**Task objective**: Copy every line of the following data that includes the string "Maximum".

>>>

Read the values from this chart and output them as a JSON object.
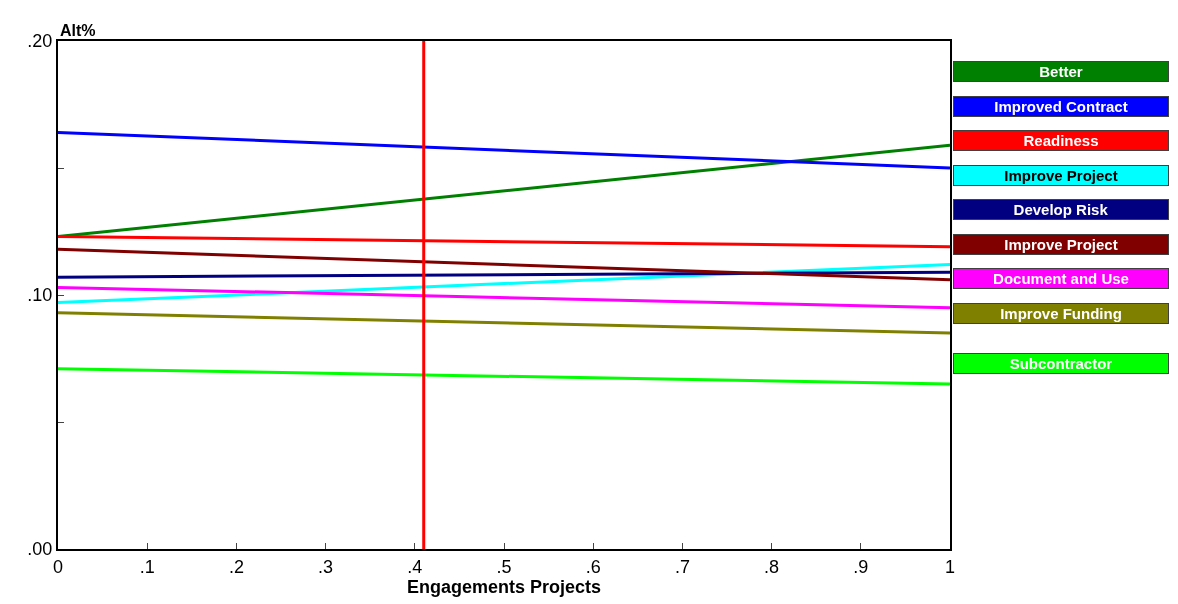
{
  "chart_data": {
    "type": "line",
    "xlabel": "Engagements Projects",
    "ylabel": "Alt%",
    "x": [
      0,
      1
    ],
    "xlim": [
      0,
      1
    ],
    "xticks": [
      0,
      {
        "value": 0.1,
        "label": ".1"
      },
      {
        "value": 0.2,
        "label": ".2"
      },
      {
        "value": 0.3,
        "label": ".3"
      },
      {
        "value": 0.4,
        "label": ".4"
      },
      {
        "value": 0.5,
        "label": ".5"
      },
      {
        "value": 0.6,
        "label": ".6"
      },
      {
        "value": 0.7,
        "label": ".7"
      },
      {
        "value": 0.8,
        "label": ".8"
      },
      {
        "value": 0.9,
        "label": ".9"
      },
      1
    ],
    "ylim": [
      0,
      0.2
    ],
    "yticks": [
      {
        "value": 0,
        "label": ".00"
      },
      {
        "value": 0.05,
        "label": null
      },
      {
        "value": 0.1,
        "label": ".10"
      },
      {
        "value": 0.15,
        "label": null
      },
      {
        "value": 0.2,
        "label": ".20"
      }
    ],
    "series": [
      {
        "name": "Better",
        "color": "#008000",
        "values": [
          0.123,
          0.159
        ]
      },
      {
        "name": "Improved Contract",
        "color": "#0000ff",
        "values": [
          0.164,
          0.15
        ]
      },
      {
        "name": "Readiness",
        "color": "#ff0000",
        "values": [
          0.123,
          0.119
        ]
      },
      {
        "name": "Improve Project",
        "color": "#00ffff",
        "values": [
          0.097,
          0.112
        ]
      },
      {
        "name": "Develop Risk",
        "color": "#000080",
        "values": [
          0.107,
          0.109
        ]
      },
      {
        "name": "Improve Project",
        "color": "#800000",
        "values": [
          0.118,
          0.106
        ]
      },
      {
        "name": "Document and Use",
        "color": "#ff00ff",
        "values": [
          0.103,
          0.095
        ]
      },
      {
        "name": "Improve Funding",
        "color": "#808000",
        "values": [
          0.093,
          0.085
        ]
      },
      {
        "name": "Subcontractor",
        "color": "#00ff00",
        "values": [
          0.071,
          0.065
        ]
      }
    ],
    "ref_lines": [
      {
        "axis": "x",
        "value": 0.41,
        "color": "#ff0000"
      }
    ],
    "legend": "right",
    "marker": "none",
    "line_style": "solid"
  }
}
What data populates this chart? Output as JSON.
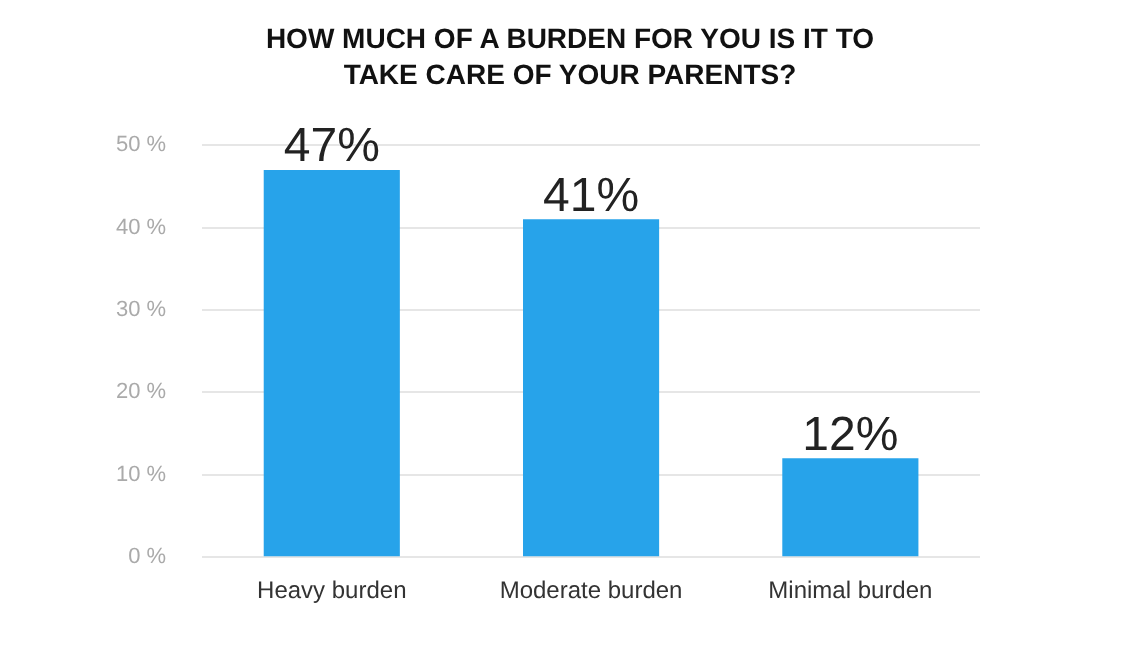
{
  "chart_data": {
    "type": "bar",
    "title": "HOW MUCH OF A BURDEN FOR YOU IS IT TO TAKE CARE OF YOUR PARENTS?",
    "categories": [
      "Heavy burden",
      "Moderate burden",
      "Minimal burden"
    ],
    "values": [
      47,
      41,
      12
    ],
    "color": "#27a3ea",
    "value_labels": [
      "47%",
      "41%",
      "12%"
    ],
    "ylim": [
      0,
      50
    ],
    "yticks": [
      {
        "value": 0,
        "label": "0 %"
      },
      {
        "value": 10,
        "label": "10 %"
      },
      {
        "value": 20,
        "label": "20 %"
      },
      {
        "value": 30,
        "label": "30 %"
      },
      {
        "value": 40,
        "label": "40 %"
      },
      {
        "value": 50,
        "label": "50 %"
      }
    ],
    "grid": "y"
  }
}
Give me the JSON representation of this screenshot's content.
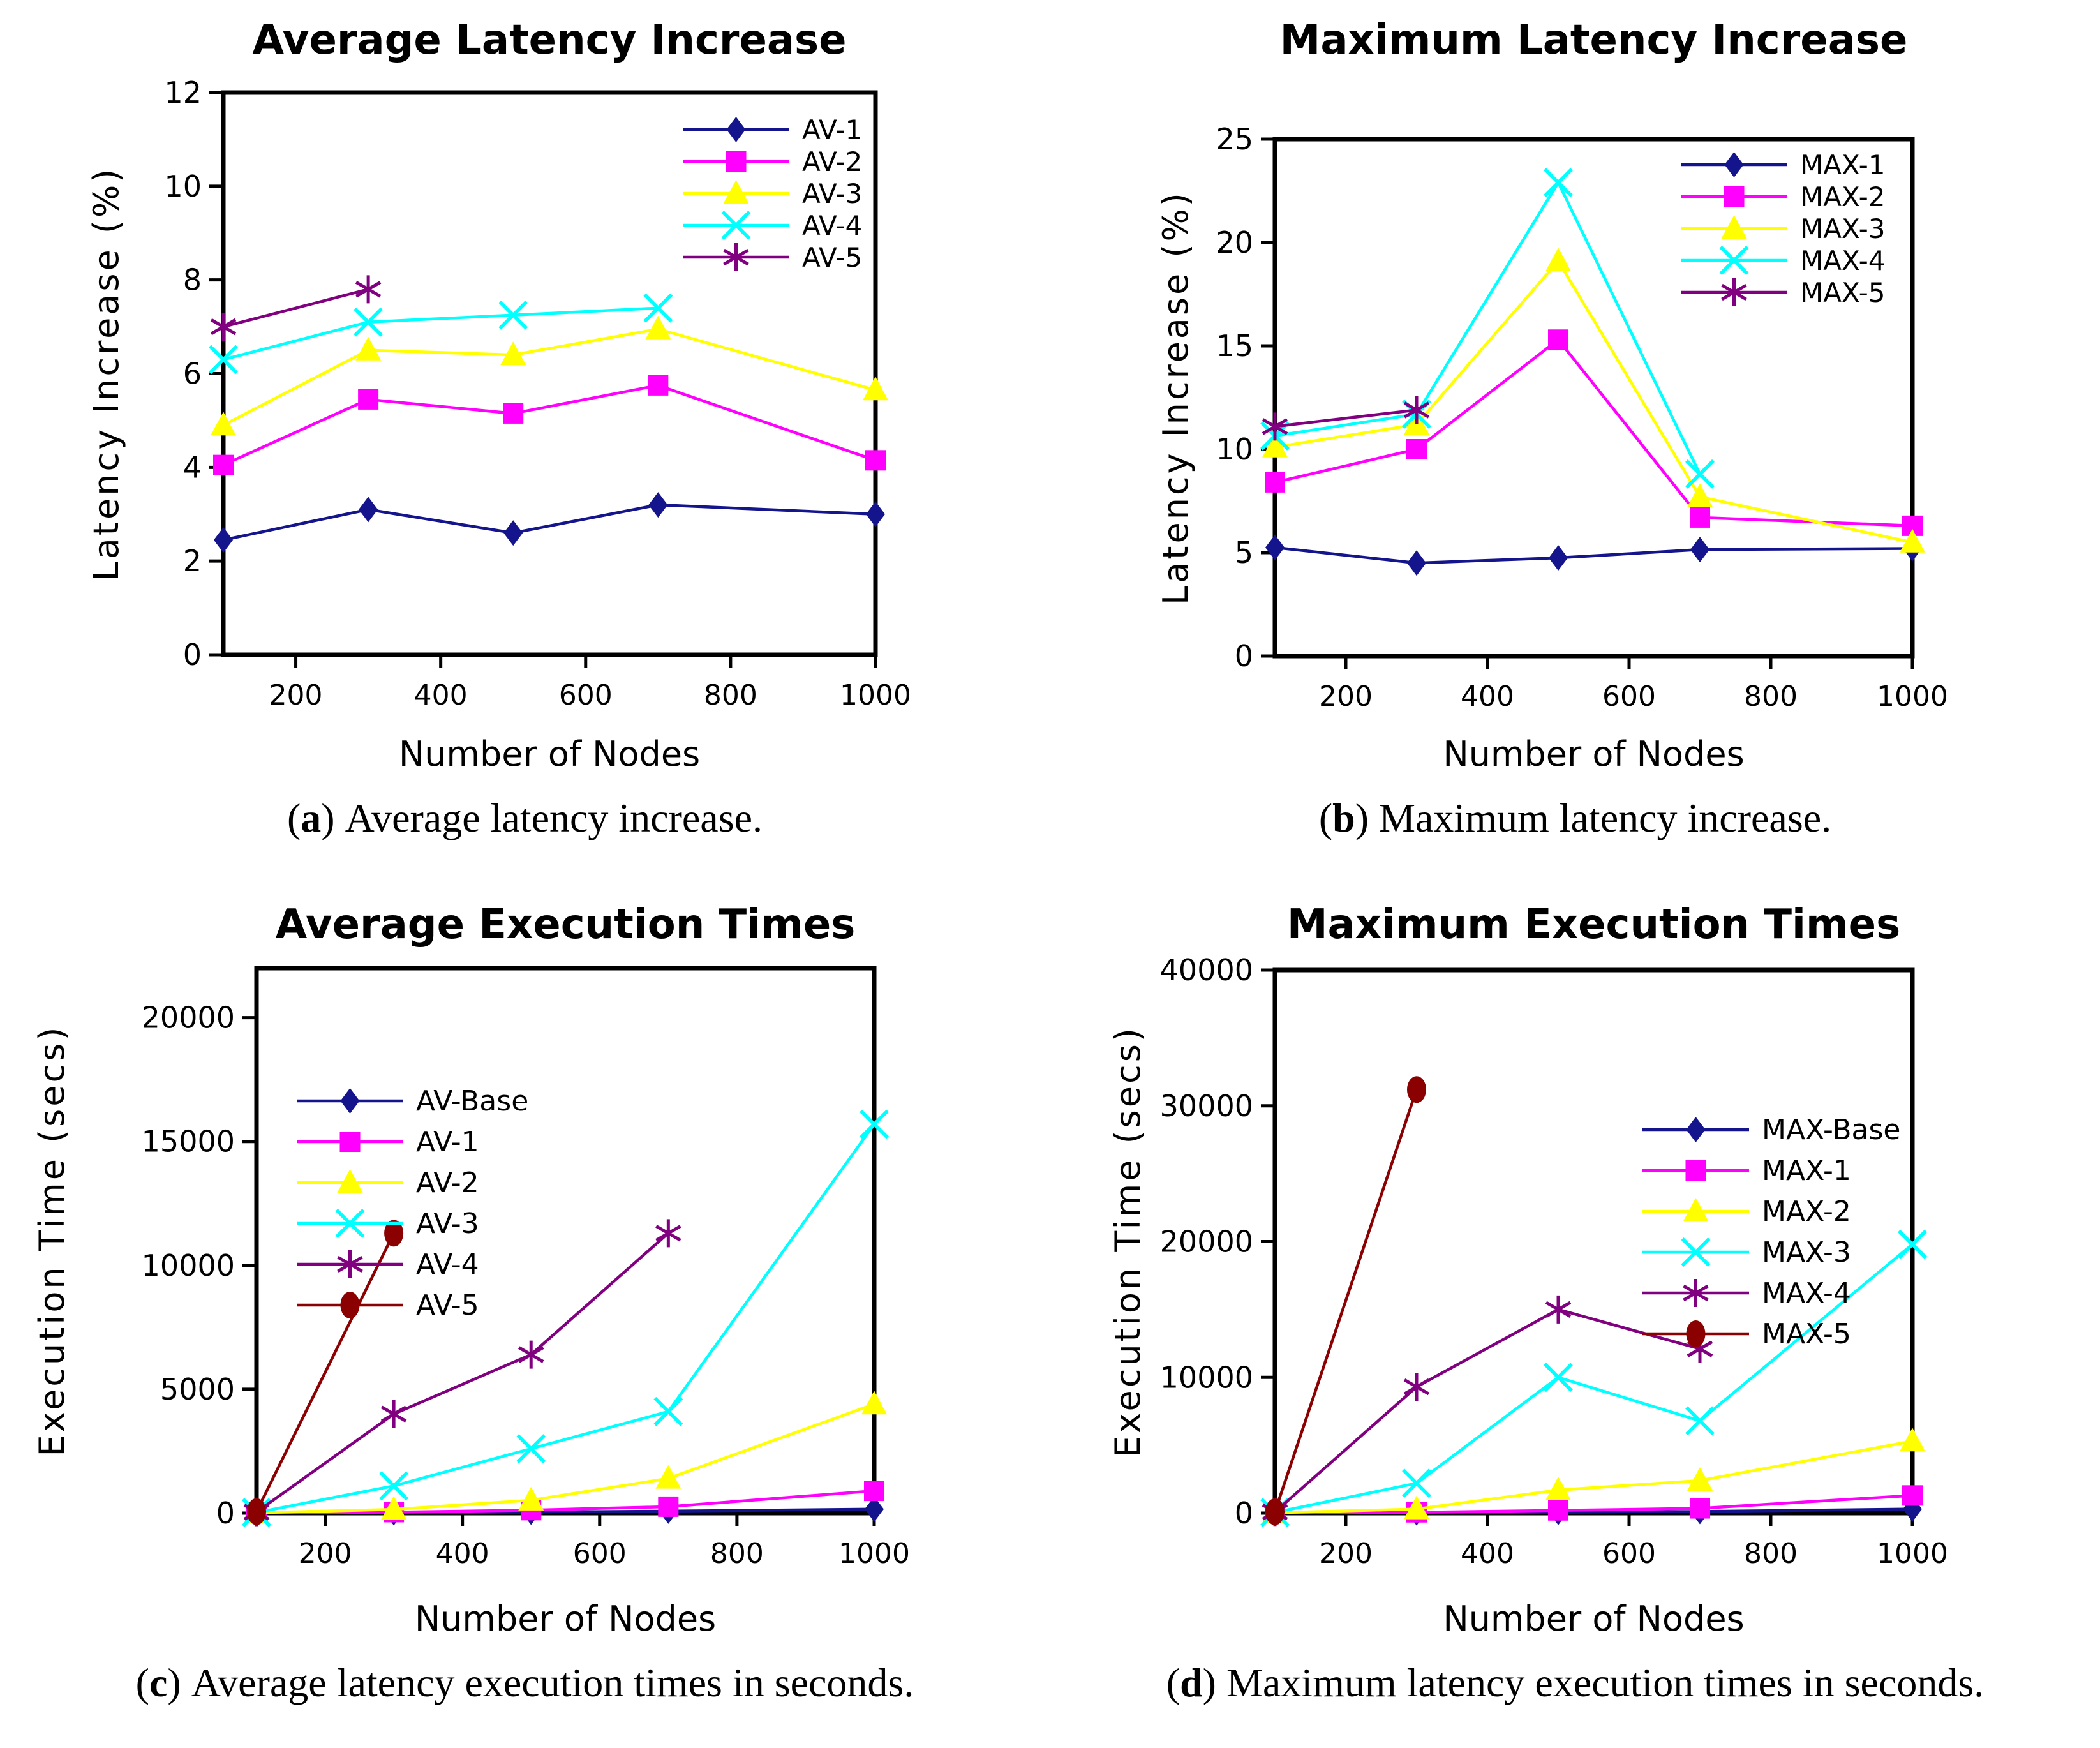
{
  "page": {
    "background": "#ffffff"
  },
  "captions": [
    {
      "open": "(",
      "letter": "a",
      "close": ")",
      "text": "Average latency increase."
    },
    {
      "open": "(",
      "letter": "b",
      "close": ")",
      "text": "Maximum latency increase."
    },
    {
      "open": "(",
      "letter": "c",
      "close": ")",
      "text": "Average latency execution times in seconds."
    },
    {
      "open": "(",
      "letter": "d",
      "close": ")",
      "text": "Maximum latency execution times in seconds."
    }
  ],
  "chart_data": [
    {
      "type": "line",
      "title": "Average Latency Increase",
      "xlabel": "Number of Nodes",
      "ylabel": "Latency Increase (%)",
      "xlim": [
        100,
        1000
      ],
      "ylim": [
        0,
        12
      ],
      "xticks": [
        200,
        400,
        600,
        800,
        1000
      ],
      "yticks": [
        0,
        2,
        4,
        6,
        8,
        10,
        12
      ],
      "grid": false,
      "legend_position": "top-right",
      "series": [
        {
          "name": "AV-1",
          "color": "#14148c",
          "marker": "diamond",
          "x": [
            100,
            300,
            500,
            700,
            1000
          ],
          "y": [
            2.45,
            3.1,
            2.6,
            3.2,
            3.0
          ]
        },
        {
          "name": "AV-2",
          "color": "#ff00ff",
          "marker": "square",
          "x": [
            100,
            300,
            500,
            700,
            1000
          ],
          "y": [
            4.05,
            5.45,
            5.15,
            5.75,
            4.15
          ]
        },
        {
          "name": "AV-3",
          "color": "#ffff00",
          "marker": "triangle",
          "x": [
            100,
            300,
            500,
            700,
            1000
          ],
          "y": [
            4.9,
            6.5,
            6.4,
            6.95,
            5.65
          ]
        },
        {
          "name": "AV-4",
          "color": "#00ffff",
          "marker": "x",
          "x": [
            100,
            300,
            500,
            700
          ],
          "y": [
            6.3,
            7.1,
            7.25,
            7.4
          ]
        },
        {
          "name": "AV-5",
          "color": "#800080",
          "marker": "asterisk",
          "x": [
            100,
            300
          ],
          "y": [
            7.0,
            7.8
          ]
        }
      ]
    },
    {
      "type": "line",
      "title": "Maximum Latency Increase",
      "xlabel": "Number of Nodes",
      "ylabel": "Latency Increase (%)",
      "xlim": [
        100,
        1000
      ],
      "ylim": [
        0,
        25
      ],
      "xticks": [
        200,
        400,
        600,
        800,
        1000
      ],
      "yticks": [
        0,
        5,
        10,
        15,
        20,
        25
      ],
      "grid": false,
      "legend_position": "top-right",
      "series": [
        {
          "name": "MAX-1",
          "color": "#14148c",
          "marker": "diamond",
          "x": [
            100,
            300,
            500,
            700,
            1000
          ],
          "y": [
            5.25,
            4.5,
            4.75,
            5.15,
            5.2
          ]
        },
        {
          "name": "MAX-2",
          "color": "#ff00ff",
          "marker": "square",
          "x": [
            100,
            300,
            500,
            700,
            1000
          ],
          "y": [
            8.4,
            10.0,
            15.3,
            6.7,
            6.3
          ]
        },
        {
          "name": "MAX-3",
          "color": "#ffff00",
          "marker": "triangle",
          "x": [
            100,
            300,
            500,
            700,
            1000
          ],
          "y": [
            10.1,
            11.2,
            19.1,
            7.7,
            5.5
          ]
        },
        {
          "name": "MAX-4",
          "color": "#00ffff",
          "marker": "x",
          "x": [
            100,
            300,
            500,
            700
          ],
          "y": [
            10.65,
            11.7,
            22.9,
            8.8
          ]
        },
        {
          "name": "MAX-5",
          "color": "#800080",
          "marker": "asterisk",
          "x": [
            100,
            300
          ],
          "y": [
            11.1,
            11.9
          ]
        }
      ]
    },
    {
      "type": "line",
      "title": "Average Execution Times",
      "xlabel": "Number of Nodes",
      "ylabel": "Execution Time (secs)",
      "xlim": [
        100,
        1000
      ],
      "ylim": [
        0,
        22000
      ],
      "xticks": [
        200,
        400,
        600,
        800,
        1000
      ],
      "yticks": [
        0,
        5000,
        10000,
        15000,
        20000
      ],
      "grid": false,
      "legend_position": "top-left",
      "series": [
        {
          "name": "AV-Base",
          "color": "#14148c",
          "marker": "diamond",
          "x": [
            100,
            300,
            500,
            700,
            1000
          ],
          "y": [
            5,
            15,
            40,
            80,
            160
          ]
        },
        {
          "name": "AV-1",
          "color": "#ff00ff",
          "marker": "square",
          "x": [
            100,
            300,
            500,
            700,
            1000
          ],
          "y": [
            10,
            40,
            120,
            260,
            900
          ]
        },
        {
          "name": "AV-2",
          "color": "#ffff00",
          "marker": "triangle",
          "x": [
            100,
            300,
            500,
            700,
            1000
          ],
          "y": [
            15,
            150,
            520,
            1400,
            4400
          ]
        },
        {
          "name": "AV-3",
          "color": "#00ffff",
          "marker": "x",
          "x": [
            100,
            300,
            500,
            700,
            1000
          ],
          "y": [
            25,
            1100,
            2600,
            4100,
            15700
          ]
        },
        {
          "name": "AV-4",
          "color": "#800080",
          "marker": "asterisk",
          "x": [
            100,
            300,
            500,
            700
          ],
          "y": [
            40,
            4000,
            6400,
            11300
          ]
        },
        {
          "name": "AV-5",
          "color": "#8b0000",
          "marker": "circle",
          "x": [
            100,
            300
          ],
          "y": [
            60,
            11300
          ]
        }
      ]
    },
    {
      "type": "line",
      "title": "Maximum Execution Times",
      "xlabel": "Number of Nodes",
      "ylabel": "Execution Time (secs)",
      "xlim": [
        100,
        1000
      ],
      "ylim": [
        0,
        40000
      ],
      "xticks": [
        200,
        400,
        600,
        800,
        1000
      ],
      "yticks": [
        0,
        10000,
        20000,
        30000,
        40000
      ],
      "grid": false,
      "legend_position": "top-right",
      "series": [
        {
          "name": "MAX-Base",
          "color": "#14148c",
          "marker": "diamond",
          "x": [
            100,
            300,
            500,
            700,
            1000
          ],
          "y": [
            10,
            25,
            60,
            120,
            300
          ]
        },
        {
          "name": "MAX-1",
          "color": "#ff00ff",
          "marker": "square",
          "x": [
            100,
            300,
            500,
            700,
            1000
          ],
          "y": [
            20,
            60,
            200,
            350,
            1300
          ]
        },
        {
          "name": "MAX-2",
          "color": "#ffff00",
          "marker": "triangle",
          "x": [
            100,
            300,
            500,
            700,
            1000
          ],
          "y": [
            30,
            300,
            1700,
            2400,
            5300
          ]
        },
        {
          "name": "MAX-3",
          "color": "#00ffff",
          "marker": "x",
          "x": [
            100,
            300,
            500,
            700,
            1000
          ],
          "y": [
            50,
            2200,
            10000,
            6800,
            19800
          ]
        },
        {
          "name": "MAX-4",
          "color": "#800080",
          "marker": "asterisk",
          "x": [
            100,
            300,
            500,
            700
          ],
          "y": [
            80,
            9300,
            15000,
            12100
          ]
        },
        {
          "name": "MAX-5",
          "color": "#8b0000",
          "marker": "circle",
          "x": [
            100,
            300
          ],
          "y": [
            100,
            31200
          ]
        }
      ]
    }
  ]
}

<<<

**Full output**:
      "text": "Maximum latency increase."
      "text": "Maximum latency execution times in seconds."
      "title": "Maximum Latency Increase",
      "title": "Maximum Execution Times",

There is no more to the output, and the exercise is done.